[Begin]
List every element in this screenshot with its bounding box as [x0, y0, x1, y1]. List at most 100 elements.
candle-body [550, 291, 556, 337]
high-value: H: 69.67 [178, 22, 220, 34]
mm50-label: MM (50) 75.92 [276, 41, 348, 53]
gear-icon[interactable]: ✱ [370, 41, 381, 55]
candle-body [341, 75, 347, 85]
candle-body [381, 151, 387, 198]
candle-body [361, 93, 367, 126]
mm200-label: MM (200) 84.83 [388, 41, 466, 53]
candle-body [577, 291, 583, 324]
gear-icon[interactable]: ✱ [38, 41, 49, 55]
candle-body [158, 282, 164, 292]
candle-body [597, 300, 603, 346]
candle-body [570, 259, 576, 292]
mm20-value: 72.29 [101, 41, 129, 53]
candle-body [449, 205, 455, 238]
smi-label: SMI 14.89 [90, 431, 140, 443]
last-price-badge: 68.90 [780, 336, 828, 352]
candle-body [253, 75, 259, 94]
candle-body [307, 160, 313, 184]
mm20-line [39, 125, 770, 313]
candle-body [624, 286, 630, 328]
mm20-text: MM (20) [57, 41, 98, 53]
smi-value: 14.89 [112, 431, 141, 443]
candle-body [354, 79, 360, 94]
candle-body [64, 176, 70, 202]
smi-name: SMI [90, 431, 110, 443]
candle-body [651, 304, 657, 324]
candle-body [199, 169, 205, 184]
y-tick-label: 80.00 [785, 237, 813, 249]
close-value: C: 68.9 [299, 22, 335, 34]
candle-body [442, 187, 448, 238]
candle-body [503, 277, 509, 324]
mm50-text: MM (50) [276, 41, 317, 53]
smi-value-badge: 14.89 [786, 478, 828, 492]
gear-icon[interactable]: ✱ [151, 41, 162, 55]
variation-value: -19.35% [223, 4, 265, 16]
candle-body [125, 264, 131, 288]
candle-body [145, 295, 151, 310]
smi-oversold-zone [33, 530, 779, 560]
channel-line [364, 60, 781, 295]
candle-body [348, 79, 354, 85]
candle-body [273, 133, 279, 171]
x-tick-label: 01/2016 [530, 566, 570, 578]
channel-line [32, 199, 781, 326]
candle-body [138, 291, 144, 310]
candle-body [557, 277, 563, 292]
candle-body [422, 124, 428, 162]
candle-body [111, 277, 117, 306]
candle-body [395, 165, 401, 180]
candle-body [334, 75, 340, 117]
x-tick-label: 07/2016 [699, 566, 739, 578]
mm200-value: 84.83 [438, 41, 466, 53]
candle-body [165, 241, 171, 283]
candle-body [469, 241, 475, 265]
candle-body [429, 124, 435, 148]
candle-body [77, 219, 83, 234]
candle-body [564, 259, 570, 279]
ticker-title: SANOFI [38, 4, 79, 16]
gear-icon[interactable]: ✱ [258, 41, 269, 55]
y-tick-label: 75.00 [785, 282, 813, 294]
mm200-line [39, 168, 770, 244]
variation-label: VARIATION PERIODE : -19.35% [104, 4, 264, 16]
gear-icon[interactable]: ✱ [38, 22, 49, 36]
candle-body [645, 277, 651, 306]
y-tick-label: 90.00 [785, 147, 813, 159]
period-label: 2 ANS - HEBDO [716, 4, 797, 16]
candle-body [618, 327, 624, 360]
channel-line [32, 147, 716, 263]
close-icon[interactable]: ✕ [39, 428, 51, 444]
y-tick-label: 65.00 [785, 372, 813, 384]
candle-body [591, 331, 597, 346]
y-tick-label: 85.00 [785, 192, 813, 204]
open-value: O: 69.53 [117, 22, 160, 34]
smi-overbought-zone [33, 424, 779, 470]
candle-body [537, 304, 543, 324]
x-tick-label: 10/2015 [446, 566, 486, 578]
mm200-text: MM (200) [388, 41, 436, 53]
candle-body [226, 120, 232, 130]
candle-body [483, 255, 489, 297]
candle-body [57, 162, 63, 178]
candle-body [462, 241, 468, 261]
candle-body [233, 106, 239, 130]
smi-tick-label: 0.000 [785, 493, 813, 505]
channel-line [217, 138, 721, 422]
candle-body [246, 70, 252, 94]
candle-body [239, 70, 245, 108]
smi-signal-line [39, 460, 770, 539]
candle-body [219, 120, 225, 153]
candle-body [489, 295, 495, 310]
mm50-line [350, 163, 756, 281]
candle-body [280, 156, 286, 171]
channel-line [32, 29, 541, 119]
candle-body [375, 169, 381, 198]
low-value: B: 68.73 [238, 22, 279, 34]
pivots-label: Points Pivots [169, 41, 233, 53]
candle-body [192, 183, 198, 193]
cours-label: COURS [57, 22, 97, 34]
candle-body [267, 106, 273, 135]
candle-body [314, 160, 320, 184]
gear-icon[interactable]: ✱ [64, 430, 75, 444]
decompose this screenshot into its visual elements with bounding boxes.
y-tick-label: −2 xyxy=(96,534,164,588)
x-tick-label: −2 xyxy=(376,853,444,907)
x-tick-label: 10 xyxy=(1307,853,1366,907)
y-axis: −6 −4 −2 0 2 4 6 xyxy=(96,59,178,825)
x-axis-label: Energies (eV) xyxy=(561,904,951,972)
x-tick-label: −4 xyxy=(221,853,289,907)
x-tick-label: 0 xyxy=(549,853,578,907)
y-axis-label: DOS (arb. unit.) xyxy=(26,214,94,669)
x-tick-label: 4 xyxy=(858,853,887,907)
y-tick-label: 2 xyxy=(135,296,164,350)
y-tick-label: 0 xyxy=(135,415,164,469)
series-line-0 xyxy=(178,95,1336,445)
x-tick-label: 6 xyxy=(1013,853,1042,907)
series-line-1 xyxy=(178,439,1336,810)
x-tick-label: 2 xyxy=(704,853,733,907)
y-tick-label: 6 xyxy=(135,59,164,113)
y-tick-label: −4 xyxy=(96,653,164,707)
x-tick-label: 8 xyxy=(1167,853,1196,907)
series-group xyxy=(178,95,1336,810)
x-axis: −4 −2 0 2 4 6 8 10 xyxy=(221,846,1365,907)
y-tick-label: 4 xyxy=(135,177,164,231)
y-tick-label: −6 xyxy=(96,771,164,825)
[End]
#### STATED TASK:
Which lines run from the start of the records through the line holding "candle-body [307, 160, 313, 184]", inclusive? Echo them back verbatim.

#### OUTPUT FOR THIS EXERCISE:
List every element in this screenshot with its bounding box as [x0, y0, x1, y1]. List at most 100 elements.
candle-body [550, 291, 556, 337]
high-value: H: 69.67 [178, 22, 220, 34]
mm50-label: MM (50) 75.92 [276, 41, 348, 53]
gear-icon[interactable]: ✱ [370, 41, 381, 55]
candle-body [341, 75, 347, 85]
candle-body [381, 151, 387, 198]
candle-body [361, 93, 367, 126]
mm200-label: MM (200) 84.83 [388, 41, 466, 53]
candle-body [577, 291, 583, 324]
gear-icon[interactable]: ✱ [38, 41, 49, 55]
candle-body [158, 282, 164, 292]
candle-body [597, 300, 603, 346]
candle-body [570, 259, 576, 292]
mm20-value: 72.29 [101, 41, 129, 53]
candle-body [449, 205, 455, 238]
smi-label: SMI 14.89 [90, 431, 140, 443]
last-price-badge: 68.90 [780, 336, 828, 352]
candle-body [253, 75, 259, 94]
candle-body [307, 160, 313, 184]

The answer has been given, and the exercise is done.